>> start

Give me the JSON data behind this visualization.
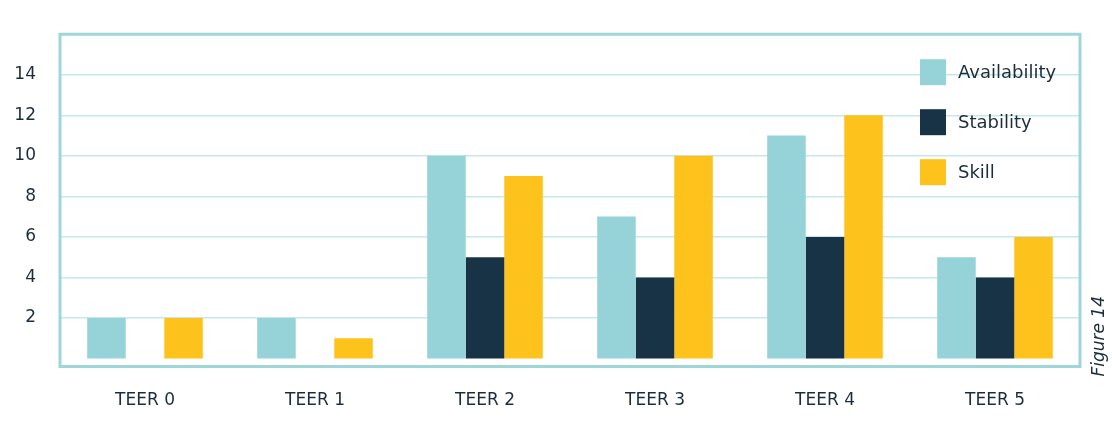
{
  "chart_data": {
    "type": "bar",
    "categories": [
      "TEER 0",
      "TEER 1",
      "TEER 2",
      "TEER 3",
      "TEER 4",
      "TEER 5"
    ],
    "series": [
      {
        "name": "Availability",
        "color": "#96d3d9",
        "values": [
          2,
          2,
          10,
          7,
          11,
          5
        ]
      },
      {
        "name": "Stability",
        "color": "#183345",
        "values": [
          0,
          0,
          5,
          4,
          6,
          4
        ]
      },
      {
        "name": "Skill",
        "color": "#fdc31c",
        "values": [
          2,
          1,
          9,
          10,
          12,
          6
        ]
      }
    ],
    "ylim": [
      -0.4,
      16
    ],
    "yticks": [
      2,
      4,
      6,
      8,
      10,
      12,
      14
    ],
    "grid": "y",
    "legend": "top right",
    "annotations": [
      "Figure 14"
    ]
  }
}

>> end

• **Given exercise**
Transcribe every record above exactly as written, leaving out any pictures.

• **Reply**
Give me the JSON data behind this visualization.
{
  "chart_data": {
    "type": "bar",
    "categories": [
      "TEER 0",
      "TEER 1",
      "TEER 2",
      "TEER 3",
      "TEER 4",
      "TEER 5"
    ],
    "series": [
      {
        "name": "Availability",
        "color": "#96d3d9",
        "values": [
          2,
          2,
          10,
          7,
          11,
          5
        ]
      },
      {
        "name": "Stability",
        "color": "#183345",
        "values": [
          0,
          0,
          5,
          4,
          6,
          4
        ]
      },
      {
        "name": "Skill",
        "color": "#fdc31c",
        "values": [
          2,
          1,
          9,
          10,
          12,
          6
        ]
      }
    ],
    "ylim": [
      -0.4,
      16
    ],
    "yticks": [
      2,
      4,
      6,
      8,
      10,
      12,
      14
    ],
    "grid": "y",
    "legend": "top right",
    "annotations": [
      "Figure 14"
    ]
  }
}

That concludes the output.